▶ [Task directions] Work through the entries below and report how many lines include "Which". The number alone is the answer.

--- Exercise materials ---

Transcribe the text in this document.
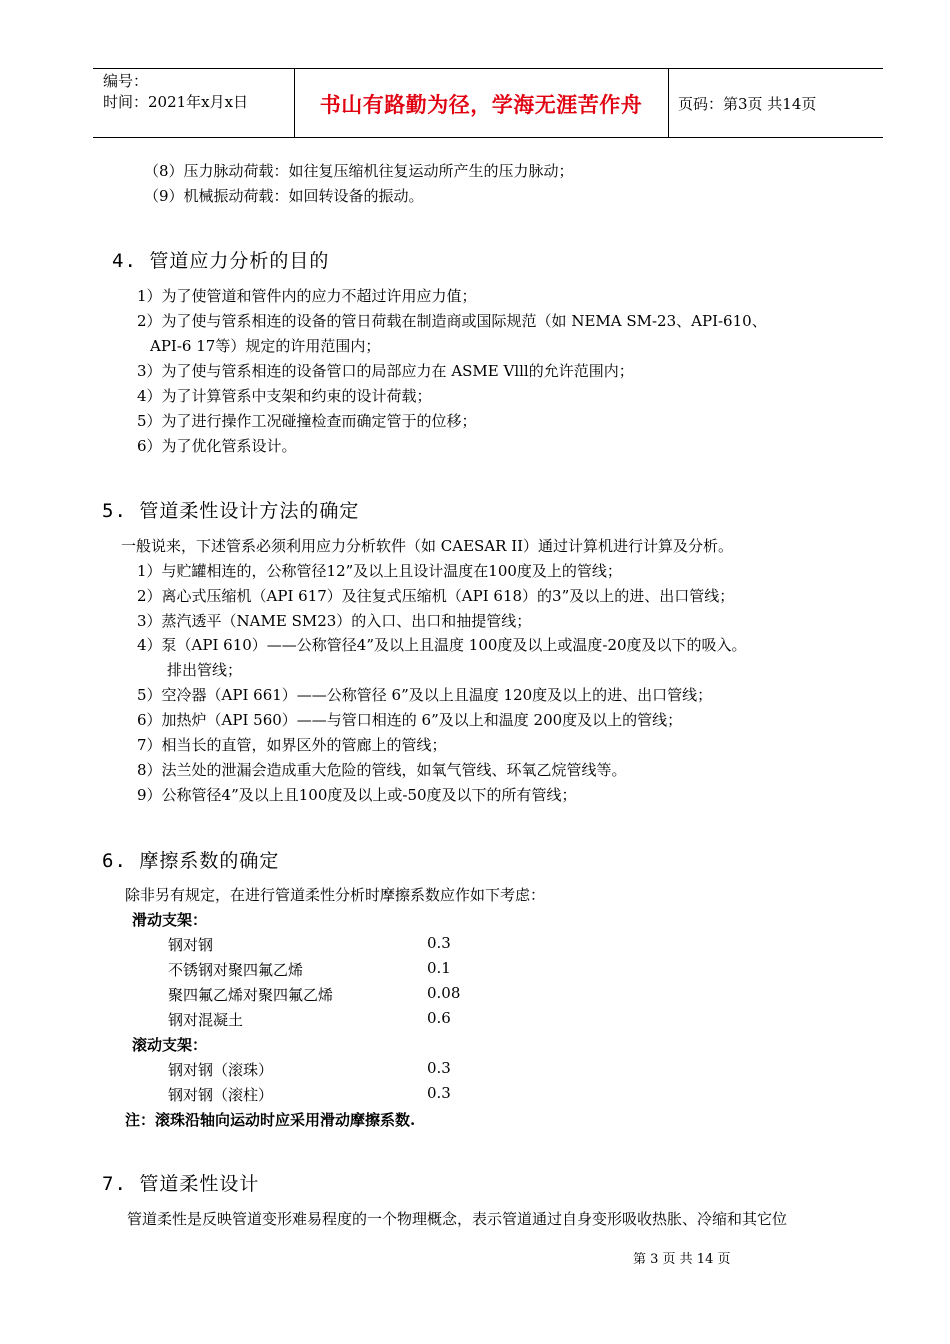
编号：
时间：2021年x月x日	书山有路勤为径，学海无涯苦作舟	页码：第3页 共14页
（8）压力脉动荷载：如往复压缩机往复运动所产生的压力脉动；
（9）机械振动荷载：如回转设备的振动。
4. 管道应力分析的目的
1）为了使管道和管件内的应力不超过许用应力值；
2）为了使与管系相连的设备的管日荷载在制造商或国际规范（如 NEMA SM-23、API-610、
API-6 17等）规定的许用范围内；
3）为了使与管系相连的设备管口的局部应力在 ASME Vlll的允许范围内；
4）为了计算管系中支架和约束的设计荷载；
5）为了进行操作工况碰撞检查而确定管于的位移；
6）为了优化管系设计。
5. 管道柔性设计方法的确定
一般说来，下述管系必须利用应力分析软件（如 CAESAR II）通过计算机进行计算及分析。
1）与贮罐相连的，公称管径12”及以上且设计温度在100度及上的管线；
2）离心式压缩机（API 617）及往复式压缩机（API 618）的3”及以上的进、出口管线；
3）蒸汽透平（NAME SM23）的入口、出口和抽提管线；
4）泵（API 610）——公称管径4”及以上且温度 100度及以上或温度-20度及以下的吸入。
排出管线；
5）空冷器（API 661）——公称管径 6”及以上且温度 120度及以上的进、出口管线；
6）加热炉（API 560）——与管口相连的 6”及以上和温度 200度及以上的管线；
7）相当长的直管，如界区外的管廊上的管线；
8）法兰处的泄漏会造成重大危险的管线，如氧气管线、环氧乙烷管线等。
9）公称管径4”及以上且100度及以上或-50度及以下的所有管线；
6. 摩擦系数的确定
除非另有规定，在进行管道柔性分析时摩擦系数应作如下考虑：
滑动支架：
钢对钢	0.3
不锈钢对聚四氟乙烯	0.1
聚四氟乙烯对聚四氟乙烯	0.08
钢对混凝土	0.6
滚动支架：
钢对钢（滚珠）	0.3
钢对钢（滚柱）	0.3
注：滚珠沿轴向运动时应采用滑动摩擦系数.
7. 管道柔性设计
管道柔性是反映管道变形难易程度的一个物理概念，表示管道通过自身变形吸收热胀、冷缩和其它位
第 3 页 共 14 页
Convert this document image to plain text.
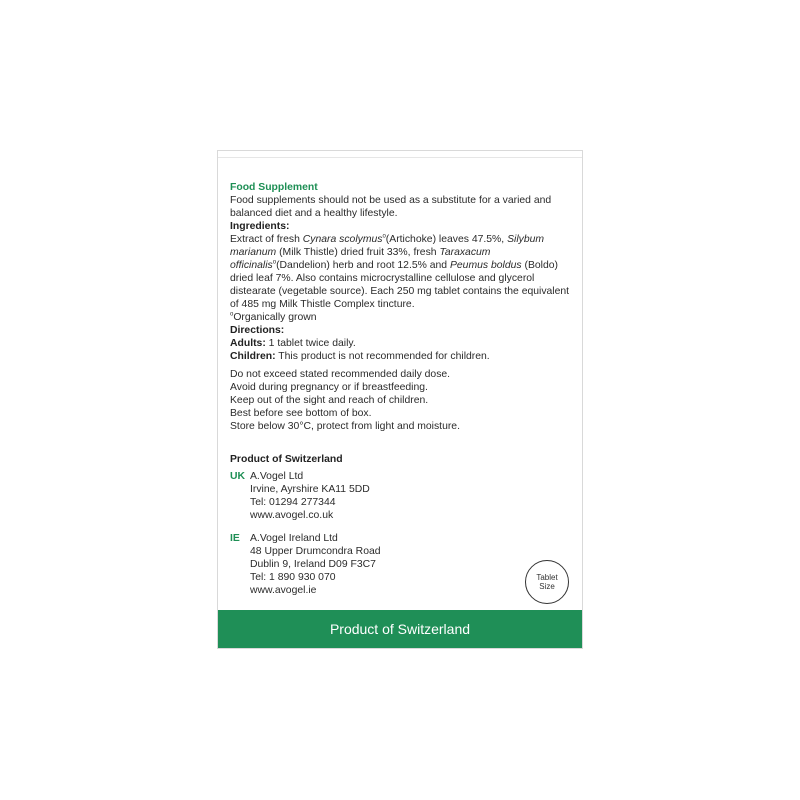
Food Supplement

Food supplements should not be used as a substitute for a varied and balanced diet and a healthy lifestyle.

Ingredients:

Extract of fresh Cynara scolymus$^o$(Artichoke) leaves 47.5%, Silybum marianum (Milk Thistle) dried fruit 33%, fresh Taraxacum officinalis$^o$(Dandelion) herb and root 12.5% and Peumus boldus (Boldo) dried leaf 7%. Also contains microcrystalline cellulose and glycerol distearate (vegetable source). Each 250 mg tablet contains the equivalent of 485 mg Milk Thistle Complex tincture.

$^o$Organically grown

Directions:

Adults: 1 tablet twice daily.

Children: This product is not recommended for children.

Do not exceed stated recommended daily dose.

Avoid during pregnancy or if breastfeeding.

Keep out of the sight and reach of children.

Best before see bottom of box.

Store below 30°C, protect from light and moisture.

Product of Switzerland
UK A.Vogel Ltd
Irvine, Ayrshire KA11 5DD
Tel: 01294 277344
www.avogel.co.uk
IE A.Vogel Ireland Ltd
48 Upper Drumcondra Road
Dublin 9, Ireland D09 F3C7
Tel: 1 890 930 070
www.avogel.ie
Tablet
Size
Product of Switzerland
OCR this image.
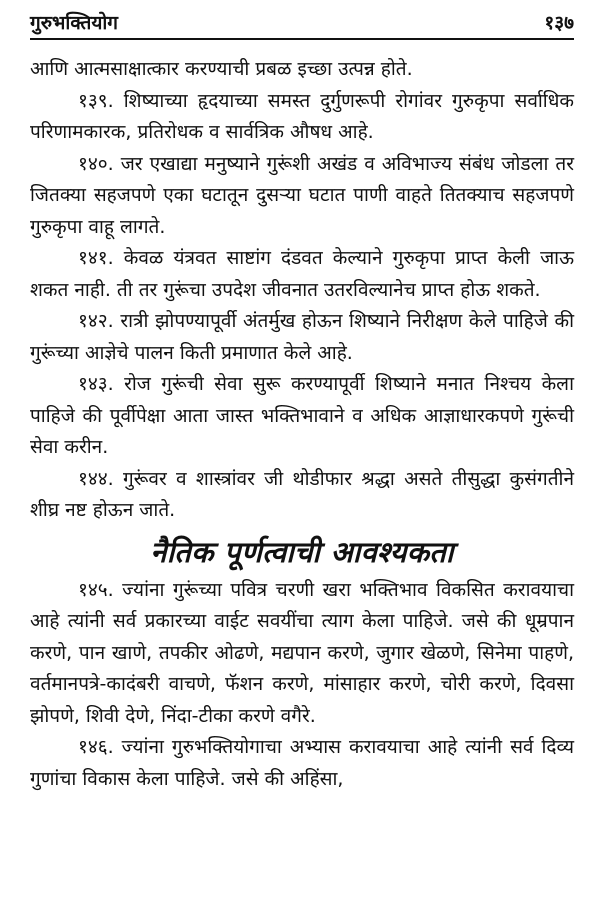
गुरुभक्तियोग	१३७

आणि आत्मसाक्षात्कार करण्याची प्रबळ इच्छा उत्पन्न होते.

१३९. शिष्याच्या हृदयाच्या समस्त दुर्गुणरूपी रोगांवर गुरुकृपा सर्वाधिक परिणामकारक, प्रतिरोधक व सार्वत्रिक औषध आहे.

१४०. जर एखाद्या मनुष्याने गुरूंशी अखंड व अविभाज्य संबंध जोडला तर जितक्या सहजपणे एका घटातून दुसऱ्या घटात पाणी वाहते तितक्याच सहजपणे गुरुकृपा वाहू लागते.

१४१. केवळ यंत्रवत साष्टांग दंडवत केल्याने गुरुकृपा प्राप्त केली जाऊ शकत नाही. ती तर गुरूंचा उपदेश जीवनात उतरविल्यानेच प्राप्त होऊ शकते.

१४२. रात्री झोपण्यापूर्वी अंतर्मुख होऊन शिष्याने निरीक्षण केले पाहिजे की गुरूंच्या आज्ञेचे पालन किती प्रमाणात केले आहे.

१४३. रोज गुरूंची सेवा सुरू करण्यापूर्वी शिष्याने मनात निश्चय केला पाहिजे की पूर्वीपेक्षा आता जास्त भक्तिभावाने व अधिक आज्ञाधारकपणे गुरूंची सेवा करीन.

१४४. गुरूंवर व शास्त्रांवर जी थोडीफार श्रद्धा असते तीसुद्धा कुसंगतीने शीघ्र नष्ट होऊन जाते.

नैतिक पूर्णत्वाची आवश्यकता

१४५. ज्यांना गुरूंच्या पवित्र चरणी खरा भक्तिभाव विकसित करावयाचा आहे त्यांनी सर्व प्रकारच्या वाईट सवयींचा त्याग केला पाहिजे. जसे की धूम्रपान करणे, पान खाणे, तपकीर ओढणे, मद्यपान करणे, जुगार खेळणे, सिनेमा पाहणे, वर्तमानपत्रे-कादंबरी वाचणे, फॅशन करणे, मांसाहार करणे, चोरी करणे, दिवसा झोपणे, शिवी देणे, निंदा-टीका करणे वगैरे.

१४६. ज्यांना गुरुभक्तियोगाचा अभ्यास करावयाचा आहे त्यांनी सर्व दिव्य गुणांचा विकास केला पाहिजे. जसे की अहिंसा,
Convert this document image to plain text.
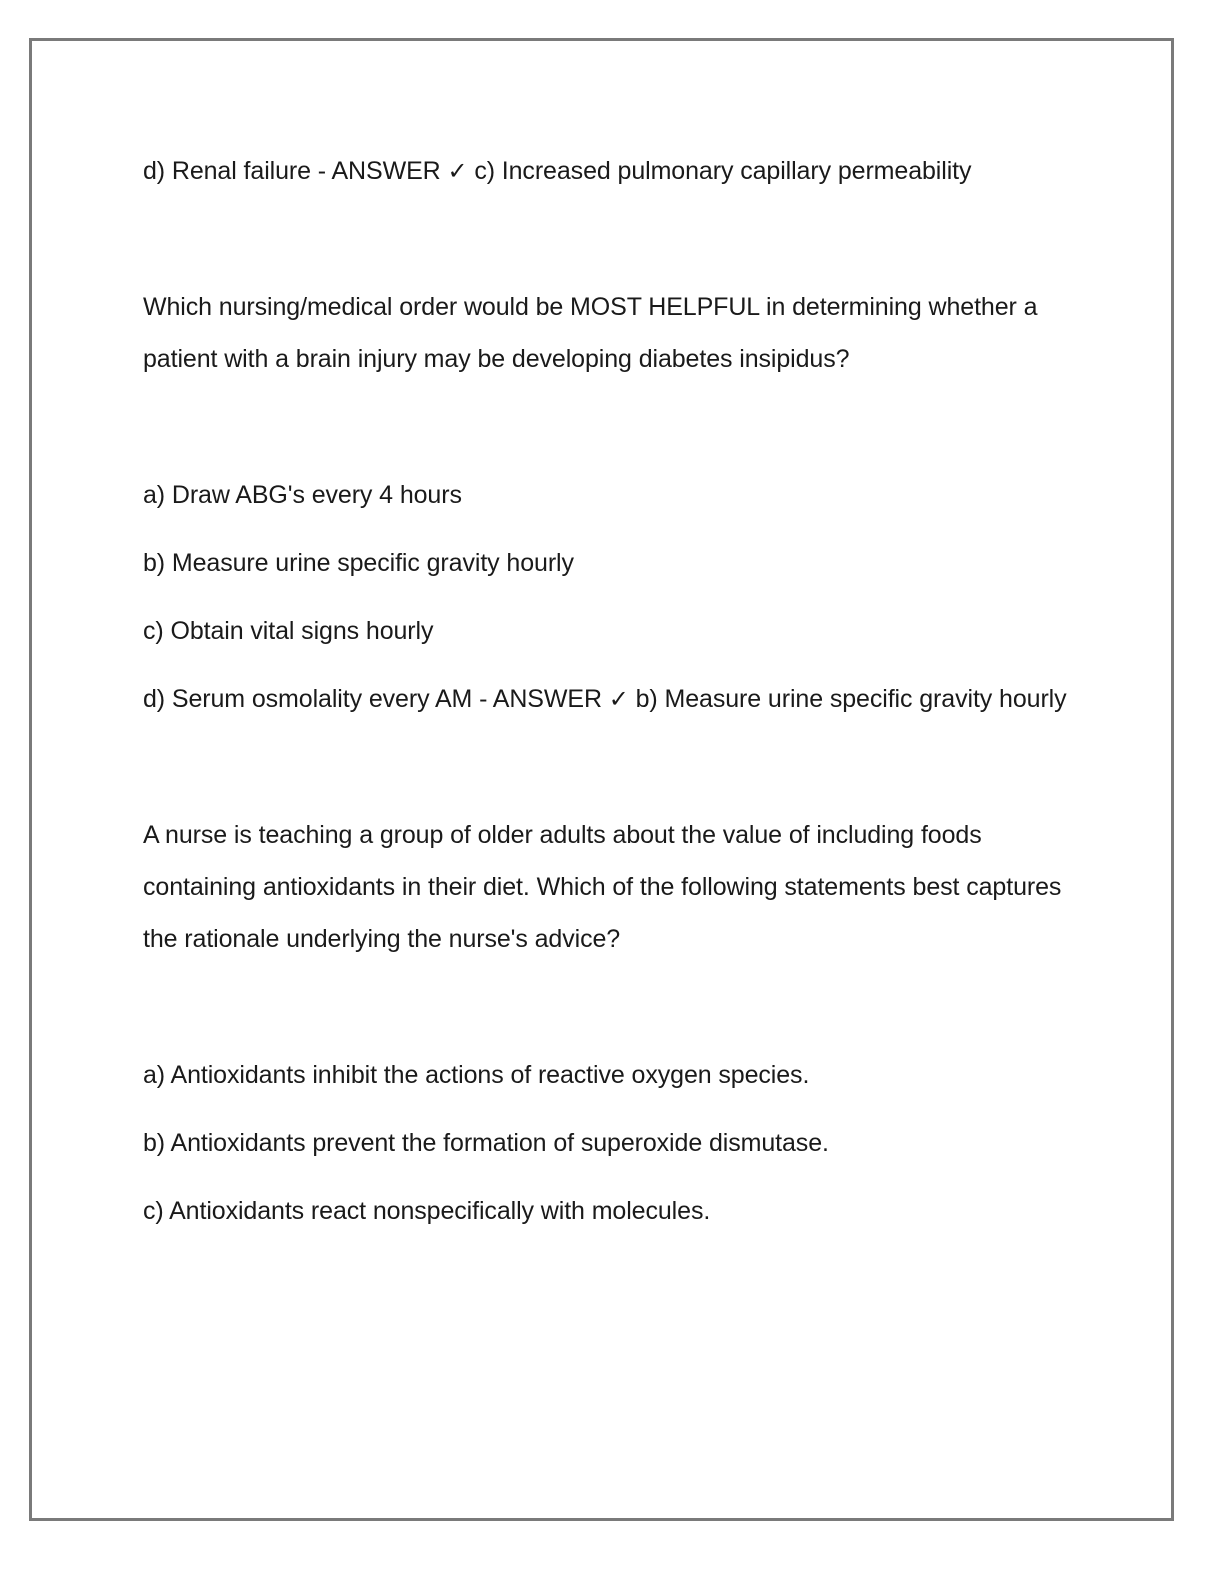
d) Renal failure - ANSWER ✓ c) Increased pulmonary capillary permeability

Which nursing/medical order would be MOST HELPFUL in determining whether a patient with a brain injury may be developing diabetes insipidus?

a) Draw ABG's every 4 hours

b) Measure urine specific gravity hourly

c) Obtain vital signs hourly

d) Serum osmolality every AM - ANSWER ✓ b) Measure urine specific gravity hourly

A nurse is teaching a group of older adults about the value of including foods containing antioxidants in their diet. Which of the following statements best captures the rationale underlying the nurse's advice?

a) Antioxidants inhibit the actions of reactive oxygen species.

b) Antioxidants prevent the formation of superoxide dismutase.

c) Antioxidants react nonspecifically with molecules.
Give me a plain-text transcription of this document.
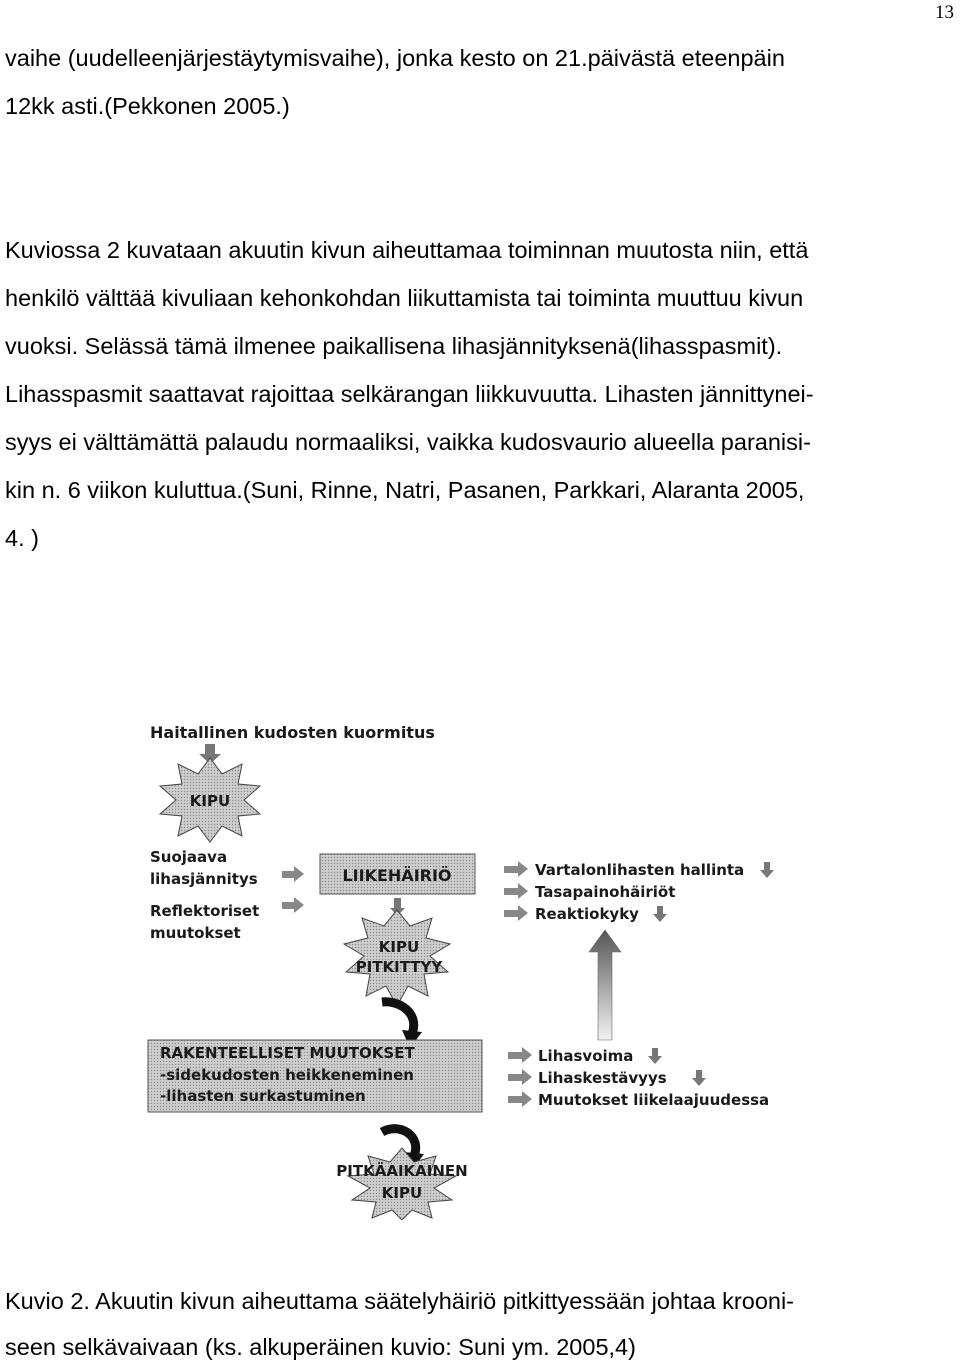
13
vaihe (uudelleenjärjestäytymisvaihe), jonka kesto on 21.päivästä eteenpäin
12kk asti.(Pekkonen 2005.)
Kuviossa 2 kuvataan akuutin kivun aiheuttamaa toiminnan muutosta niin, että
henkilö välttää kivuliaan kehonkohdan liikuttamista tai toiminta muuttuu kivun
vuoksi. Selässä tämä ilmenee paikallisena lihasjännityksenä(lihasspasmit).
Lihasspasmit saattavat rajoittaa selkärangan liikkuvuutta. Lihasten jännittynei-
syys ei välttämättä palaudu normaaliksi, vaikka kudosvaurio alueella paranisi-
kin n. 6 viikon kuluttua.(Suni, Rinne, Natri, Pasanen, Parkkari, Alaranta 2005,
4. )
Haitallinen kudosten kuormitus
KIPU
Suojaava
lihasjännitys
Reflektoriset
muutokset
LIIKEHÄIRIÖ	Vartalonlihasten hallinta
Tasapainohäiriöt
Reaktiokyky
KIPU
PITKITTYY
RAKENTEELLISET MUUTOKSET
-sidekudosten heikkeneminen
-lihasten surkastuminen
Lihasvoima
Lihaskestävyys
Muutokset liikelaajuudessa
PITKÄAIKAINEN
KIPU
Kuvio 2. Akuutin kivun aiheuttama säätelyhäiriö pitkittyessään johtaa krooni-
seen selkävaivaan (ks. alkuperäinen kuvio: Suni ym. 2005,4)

---

▶ [Answer for this exercise] 2